• _Task statement_: Give back each entry unchanged, minus pictures.

────────────────────

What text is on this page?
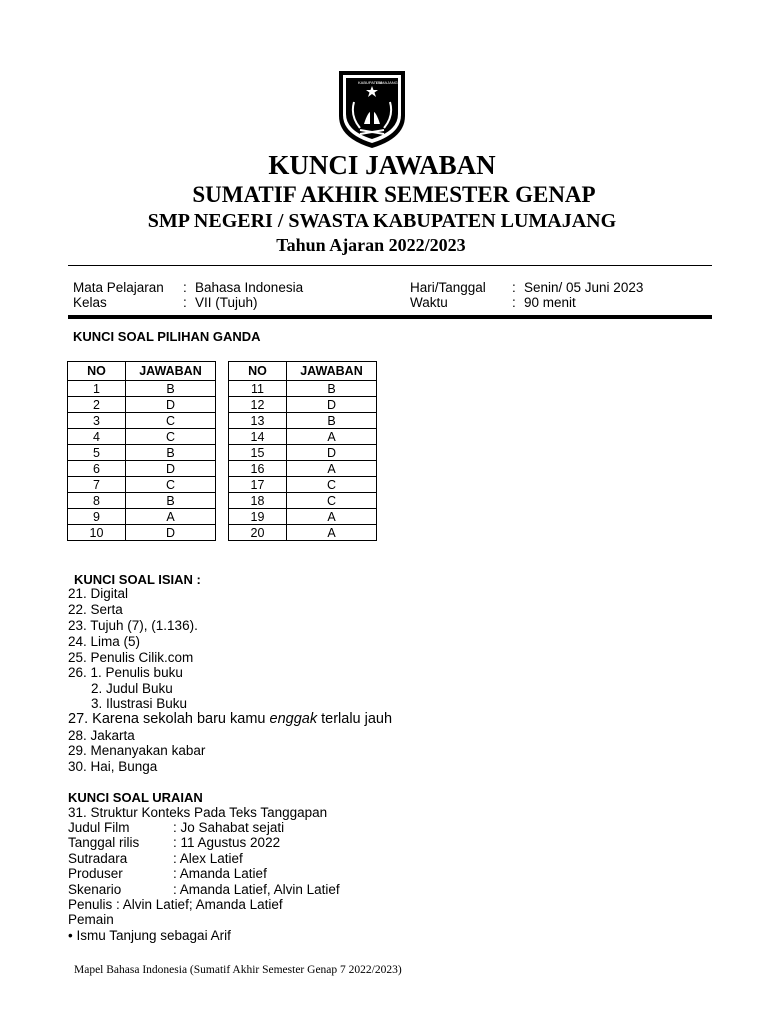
KABUPATEN
LUMAJANG
KUNCI JAWABAN
SUMATIF AKHIR SEMESTER GENAP
SMP NEGERI / SWASTA KABUPATEN LUMAJANG
Tahun Ajaran 2022/2023
Mata Pelajaran : Bahasa Indonesia
Kelas	: VII (Tujuh)
Hari/Tanggal : Senin/ 05 Juni 2023
Waktu	: 90 menit
KUNCI SOAL PILIHAN GANDA
NO	JAWABAN
1	B
2	D
3	C
4	C
5	B
6	D
7	C
8	B
9	A
10	D
NO	JAWABAN
11	B
12	D
13	B
14	A
15	D
16	A
17	C
18	C
19	A
20	A
KUNCI SOAL ISIAN :
21. Digital
22. Serta
23. Tujuh (7), (1.136).
24. Lima (5)
25. Penulis Cilik.com
26. 1. Penulis buku
2. Judul Buku
3. Ilustrasi Buku
27. Karena sekolah baru kamu enggak terlalu jauh
28. Jakarta
29. Menanyakan kabar
30. Hai, Bunga
KUNCI SOAL URAIAN
31. Struktur Konteks Pada Teks Tanggapan
Judul Film	: Jo Sahabat sejati
Tanggal rilis : 11 Agustus 2022
Sutradara	: Alex Latief
Produser	: Amanda Latief
Skenario	: Amanda Latief, Alvin Latief
Penulis : Alvin Latief; Amanda Latief
Pemain
• Ismu Tanjung sebagai Arif
Mapel Bahasa Indonesia (Sumatif Akhir Semester Genap 7 2022/2023)
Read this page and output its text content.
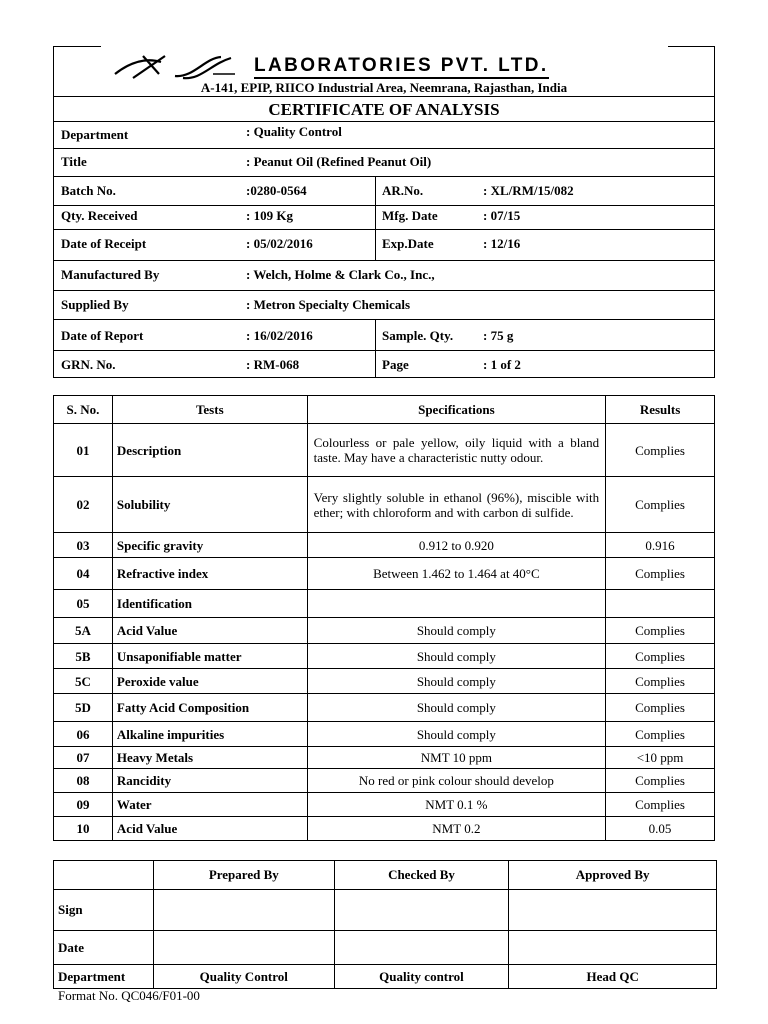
LABORATORIES PVT. LTD.
A-141, EPIP, RIICO Industrial Area, Neemrana, Rajasthan, India
CERTIFICATE OF ANALYSIS
Department	: Quality Control
Title	: Peanut Oil (Refined Peanut Oil)
Batch No.	:0280-0564	AR.No.	: XL/RM/15/082
Qty. Received	: 109 Kg	Mfg. Date	: 07/15
Date of Receipt	: 05/02/2016	Exp.Date	: 12/16
Manufactured By	: Welch, Holme & Clark Co., Inc.,
Supplied By	: Metron Specialty Chemicals
Date of Report	: 16/02/2016	Sample. Qty. : 75 g
GRN. No.	: RM-068	Page	: 1 of 2
S. No.	Tests	Specifications	Results
01	Description	Colourless or pale yellow, oily liquid with a bland taste. May have a characteristic nutty odour.	Complies
02	Solubility	Very slightly soluble in ethanol (96%), miscible with ether; with chloroform and with carbon di sulfide.	Complies
03	Specific gravity	0.912 to 0.920	0.916
04	Refractive index	Between 1.462 to 1.464 at 40°C	Complies
05	Identification		
5A	Acid Value	Should comply	Complies
5B	Unsaponifiable matter	Should comply	Complies
5C	Peroxide value	Should comply	Complies
5D	Fatty Acid Composition	Should comply	Complies
06	Alkaline impurities	Should comply	Complies
07	Heavy Metals	NMT 10 ppm	<10 ppm
08	Rancidity	No red or pink colour should develop	Complies
09	Water	NMT 0.1 %	Complies
10	Acid Value	NMT 0.2	0.05
	Prepared By	Checked By	Approved By
Sign			
Date			
Department	Quality Control	Quality control	Head QC
Format No. QC046/F01-00
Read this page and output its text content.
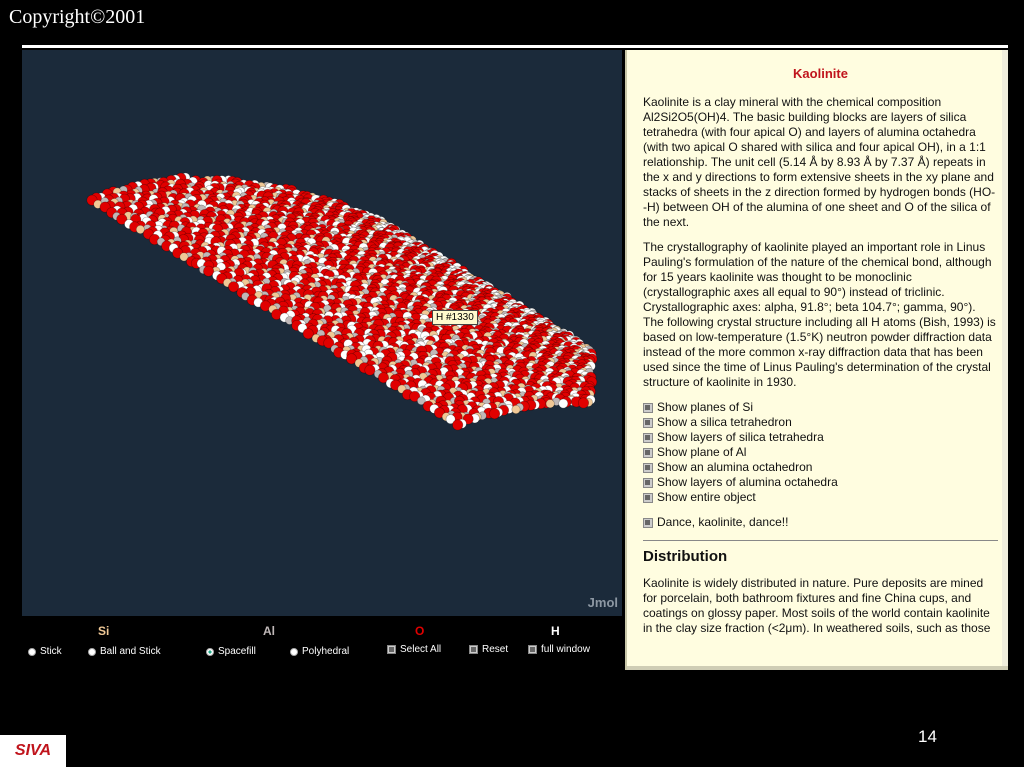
Copyright©2001
H #1330
Jmol
Si	Al	O	H
Stick	Ball and Stick	Spacefill	Polyhedral	Select All	Reset	full window
Kaolinite

Kaolinite is a clay mineral with the chemical composition Al2Si2O5(OH)4. The basic building blocks are layers of silica tetrahedra (with four apical O) and layers of alumina octahedra (with two apical O shared with silica and four apical OH), in a 1:1 relationship. The unit cell (5.14 Å by 8.93 Å by 7.37 Å) repeats in the x and y directions to form extensive sheets in the xy plane and stacks of sheets in the z direction formed by hydrogen bonds (HO--H) between OH of the alumina of one sheet and O of the silica of the next.

The crystallography of kaolinite played an important role in Linus Pauling's formulation of the nature of the chemical bond, although for 15 years kaolinite was thought to be monoclinic (crystallographic axes all equal to 90°) instead of triclinic. Crystallographic axes: alpha, 91.8°; beta 104.7°; gamma, 90°). The following crystal structure including all H atoms (Bish, 1993) is based on low-temperature (1.5°K) neutron powder diffraction data instead of the more common x-ray diffraction data that has been used since the time of Linus Pauling's determination of the crystal structure of kaolinite in 1930.

Show planes of Si
Show a silica tetrahedron
Show layers of silica tetrahedra
Show plane of Al
Show an alumina octahedron
Show layers of alumina octahedra
Show entire object
Dance, kaolinite, dance!!
Distribution

Kaolinite is widely distributed in nature. Pure deposits are mined for porcelain, both bathroom fixtures and fine China cups, and coatings on glossy paper. Most soils of the world contain kaolinite in the clay size fraction (<2μm). In weathered soils, such as those

14
SIVA
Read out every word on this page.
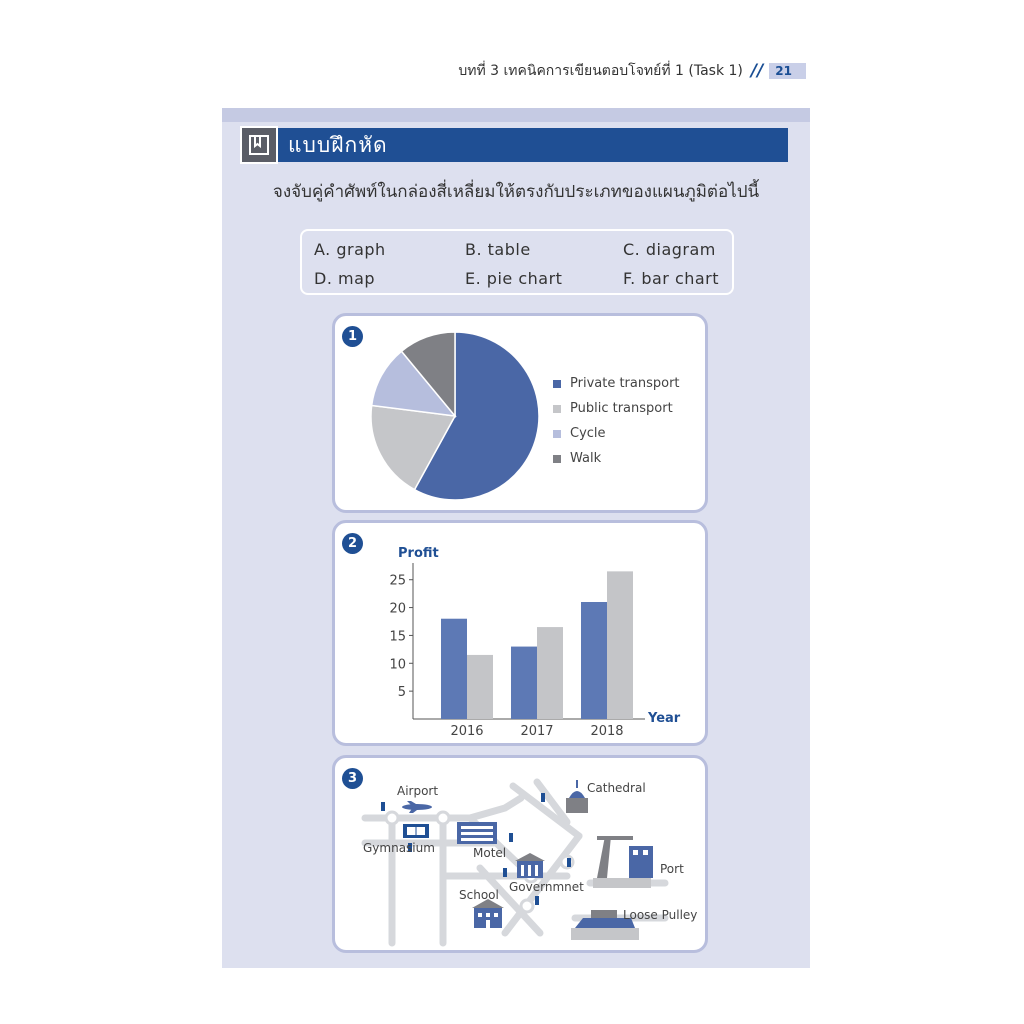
บทที่ 3 เทคนิคการเขียนตอบโจทย์ที่ 1 (Task 1) //	21
แบบฝึกหัด
จงจับคู่คำศัพท์ในกล่องสี่เหลี่ยมให้ตรงกับประเภทของแผนภูมิต่อไปนี้
A. graph	B. table	C. diagram
D. map	E. pie chart	F. bar chart
1
Private transport
Public transport
Cycle
Walk
2
Profit
Year
5
10
15
20
25
2016	2017	2018
3
Airport	Cathedral
Gymnasium	Motel
Governmnet
Port
School
Loose Pulley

────────────────────

• _Correct answer_:
What text is on this page?
KABUPATEN
LUMAJANG
KUNCI JAWABAN
SUMATIF AKHIR SEMESTER GENAP
SMP NEGERI / SWASTA KABUPATEN LUMAJANG
Tahun Ajaran 2022/2023
Mata Pelajaran : Bahasa Indonesia
Kelas	: VII (Tujuh)
Hari/Tanggal : Senin/ 05 Juni 2023
Waktu	: 90 menit
KUNCI SOAL PILIHAN GANDA
NO	JAWABAN
1	B
2	D
3	C
4	C
5	B
6	D
7	C
8	B
9	A
10	D
NO	JAWABAN
11	B
12	D
13	B
14	A
15	D
16	A
17	C
18	C
19	A
20	A
KUNCI SOAL ISIAN :
21. Digital
22. Serta
23. Tujuh (7), (1.136).
24. Lima (5)
25. Penulis Cilik.com
26. 1. Penulis buku
2. Judul Buku
3. Ilustrasi Buku
27. Karena sekolah baru kamu enggak terlalu jauh
28. Jakarta
29. Menanyakan kabar
30. Hai, Bunga
KUNCI SOAL URAIAN
31. Struktur Konteks Pada Teks Tanggapan
Judul Film	: Jo Sahabat sejati
Tanggal rilis : 11 Agustus 2022
Sutradara	: Alex Latief
Produser	: Amanda Latief
Skenario	: Amanda Latief, Alvin Latief
Penulis : Alvin Latief; Amanda Latief
Pemain
• Ismu Tanjung sebagai Arif
Mapel Bahasa Indonesia (Sumatif Akhir Semester Genap 7 2022/2023)
Read this page and output its text content.
LABORATORIES PVT. LTD.
A-141, EPIP, RIICO Industrial Area, Neemrana, Rajasthan, India
CERTIFICATE OF ANALYSIS
Department	: Quality Control
Title	: Peanut Oil (Refined Peanut Oil)
Batch No.	:0280-0564	AR.No.	: XL/RM/15/082
Qty. Received	: 109 Kg	Mfg. Date	: 07/15
Date of Receipt	: 05/02/2016	Exp.Date	: 12/16
Manufactured By	: Welch, Holme & Clark Co., Inc.,
Supplied By	: Metron Specialty Chemicals
Date of Report	: 16/02/2016	Sample. Qty. : 75 g
GRN. No.	: RM-068	Page	: 1 of 2
S. No.	Tests	Specifications	Results
01	Description	Colourless or pale yellow, oily liquid with a bland taste. May have a characteristic nutty odour.	Complies
02	Solubility	Very slightly soluble in ethanol (96%), miscible with ether; with chloroform and with carbon di sulfide.	Complies
03	Specific gravity	0.912 to 0.920	0.916
04	Refractive index	Between 1.462 to 1.464 at 40°C	Complies
05	Identification		
5A	Acid Value	Should comply	Complies
5B	Unsaponifiable matter	Should comply	Complies
5C	Peroxide value	Should comply	Complies
5D	Fatty Acid Composition	Should comply	Complies
06	Alkaline impurities	Should comply	Complies
07	Heavy Metals	NMT 10 ppm	<10 ppm
08	Rancidity	No red or pink colour should develop	Complies
09	Water	NMT 0.1 %	Complies
10	Acid Value	NMT 0.2	0.05
	Prepared By	Checked By	Approved By
Sign			
Date			
Department	Quality Control	Quality control	Head QC
Format No. QC046/F01-00
Read this page and output its text content.
Copyright©2001
H #1330
Jmol
Si	Al	O	H
Stick	Ball and Stick	Spacefill	Polyhedral	Select All	Reset	full window
Kaolinite

Kaolinite is a clay mineral with the chemical composition Al2Si2O5(OH)4. The basic building blocks are layers of silica tetrahedra (with four apical O) and layers of alumina octahedra (with two apical O shared with silica and four apical OH), in a 1:1 relationship. The unit cell (5.14 Å by 8.93 Å by 7.37 Å) repeats in the x and y directions to form extensive sheets in the xy plane and stacks of sheets in the z direction formed by hydrogen bonds (HO--H) between OH of the alumina of one sheet and O of the silica of the next.

The crystallography of kaolinite played an important role in Linus Pauling's formulation of the nature of the chemical bond, although for 15 years kaolinite was thought to be monoclinic (crystallographic axes all equal to 90°) instead of triclinic. Crystallographic axes: alpha, 91.8°; beta 104.7°; gamma, 90°). The following crystal structure including all H atoms (Bish, 1993) is based on low-temperature (1.5°K) neutron powder diffraction data instead of the more common x-ray diffraction data that has been used since the time of Linus Pauling's determination of the crystal structure of kaolinite in 1930.

Show planes of Si
Show a silica tetrahedron
Show layers of silica tetrahedra
Show plane of Al
Show an alumina octahedron
Show layers of alumina octahedra
Show entire object
Dance, kaolinite, dance!!
Distribution

Kaolinite is widely distributed in nature. Pure deposits are mined for porcelain, both bathroom fixtures and fine China cups, and coatings on glossy paper. Most soils of the world contain kaolinite in the clay size fraction (<2μm). In weathered soils, such as those

14
SIVA
Read out every word on this page.
บทที่ 3 เทคนิคการเขียนตอบโจทย์ที่ 1 (Task 1) //	21
แบบฝึกหัด
จงจับคู่คำศัพท์ในกล่องสี่เหลี่ยมให้ตรงกับประเภทของแผนภูมิต่อไปนี้
A. graph	B. table	C. diagram
D. map	E. pie chart	F. bar chart
1
Private transport
Public transport
Cycle
Walk
2
Profit
Year
5
10
15
20
25
2016	2017	2018
3
Airport	Cathedral
Gymnasium	Motel
Governmnet
Port
School
Loose Pulley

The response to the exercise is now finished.